[Stored data]
**********

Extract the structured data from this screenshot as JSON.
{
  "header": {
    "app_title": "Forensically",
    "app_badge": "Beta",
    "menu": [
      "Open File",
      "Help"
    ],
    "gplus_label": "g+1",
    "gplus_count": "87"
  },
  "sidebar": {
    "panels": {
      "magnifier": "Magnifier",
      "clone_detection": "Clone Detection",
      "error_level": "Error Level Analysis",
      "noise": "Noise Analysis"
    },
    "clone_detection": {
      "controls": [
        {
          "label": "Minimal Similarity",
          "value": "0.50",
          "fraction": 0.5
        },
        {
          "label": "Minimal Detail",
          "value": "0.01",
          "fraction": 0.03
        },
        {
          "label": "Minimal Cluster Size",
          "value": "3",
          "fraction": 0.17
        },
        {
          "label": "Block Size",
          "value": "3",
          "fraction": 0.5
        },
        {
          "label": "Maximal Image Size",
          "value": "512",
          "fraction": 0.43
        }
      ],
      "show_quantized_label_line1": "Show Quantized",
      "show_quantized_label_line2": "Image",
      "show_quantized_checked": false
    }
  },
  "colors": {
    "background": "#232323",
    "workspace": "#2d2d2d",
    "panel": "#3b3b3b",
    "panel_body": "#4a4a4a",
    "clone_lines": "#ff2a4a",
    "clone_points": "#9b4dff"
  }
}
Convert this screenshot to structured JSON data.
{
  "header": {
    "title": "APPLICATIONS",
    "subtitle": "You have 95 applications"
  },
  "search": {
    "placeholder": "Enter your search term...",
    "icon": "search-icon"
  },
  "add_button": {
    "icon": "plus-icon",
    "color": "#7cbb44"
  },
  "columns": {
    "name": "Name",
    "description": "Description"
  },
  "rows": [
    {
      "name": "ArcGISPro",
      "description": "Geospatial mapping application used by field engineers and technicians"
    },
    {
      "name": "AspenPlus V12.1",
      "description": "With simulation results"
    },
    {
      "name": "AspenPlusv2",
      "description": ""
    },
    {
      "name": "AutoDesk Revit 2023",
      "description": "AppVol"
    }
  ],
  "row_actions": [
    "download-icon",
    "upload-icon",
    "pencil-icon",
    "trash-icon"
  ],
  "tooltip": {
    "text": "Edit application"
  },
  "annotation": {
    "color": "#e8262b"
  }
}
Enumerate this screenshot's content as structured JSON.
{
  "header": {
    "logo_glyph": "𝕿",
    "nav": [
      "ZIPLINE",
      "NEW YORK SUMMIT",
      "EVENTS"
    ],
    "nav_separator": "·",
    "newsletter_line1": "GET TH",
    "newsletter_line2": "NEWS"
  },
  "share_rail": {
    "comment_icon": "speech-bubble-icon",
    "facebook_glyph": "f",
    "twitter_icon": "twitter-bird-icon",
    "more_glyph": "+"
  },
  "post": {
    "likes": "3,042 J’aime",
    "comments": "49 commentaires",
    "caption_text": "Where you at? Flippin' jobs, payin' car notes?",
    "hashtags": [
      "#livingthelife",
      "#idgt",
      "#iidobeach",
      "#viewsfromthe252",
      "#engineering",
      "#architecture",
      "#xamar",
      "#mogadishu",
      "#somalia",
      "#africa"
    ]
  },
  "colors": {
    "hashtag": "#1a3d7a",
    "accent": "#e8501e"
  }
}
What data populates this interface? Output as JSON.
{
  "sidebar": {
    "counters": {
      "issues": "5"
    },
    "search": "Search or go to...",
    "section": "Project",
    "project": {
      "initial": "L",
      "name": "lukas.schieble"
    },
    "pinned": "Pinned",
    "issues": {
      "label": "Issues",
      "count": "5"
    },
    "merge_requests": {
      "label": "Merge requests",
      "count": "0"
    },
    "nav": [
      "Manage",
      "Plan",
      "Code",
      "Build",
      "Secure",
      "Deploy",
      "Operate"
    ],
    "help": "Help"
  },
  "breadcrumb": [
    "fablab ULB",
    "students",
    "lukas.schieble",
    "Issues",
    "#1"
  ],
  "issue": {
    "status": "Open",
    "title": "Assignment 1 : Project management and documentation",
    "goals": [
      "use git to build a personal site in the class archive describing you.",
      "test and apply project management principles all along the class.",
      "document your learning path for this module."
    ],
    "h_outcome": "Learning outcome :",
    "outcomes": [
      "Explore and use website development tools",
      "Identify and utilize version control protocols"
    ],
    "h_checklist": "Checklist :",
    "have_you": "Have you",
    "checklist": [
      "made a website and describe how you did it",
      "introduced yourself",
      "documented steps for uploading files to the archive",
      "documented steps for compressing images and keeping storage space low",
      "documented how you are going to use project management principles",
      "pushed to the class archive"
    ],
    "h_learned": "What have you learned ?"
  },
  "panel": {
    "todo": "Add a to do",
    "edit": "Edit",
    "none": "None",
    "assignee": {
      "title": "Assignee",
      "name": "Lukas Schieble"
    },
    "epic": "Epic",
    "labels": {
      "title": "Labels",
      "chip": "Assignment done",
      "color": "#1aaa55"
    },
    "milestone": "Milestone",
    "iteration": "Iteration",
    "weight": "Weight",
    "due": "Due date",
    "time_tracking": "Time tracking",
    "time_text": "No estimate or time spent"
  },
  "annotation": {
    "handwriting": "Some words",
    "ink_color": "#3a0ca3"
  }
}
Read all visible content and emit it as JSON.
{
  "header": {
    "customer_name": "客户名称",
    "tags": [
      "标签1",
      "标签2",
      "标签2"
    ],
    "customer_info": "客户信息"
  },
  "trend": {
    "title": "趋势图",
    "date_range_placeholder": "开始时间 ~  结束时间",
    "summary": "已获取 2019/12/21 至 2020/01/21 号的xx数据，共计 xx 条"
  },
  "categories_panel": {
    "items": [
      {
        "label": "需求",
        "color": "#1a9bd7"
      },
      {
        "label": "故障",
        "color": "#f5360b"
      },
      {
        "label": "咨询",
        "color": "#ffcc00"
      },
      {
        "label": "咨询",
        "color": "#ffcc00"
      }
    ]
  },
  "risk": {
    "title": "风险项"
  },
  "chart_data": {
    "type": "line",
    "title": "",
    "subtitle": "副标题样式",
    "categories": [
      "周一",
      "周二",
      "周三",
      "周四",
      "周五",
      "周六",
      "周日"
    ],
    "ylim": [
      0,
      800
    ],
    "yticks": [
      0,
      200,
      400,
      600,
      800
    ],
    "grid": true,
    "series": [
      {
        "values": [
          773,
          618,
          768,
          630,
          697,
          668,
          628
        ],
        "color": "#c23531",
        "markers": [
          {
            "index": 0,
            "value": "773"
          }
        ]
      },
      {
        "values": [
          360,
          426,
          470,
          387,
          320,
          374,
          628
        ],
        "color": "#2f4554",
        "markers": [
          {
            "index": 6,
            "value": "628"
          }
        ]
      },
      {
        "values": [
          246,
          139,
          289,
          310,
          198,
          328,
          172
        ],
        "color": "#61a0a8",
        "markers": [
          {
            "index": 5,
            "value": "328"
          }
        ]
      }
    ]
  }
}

**********

WHAT YOU HAVE TO DO =
In the entries above, count each line that holds "search". Give the total and nothing else.

WRITTEN ANSWER =
4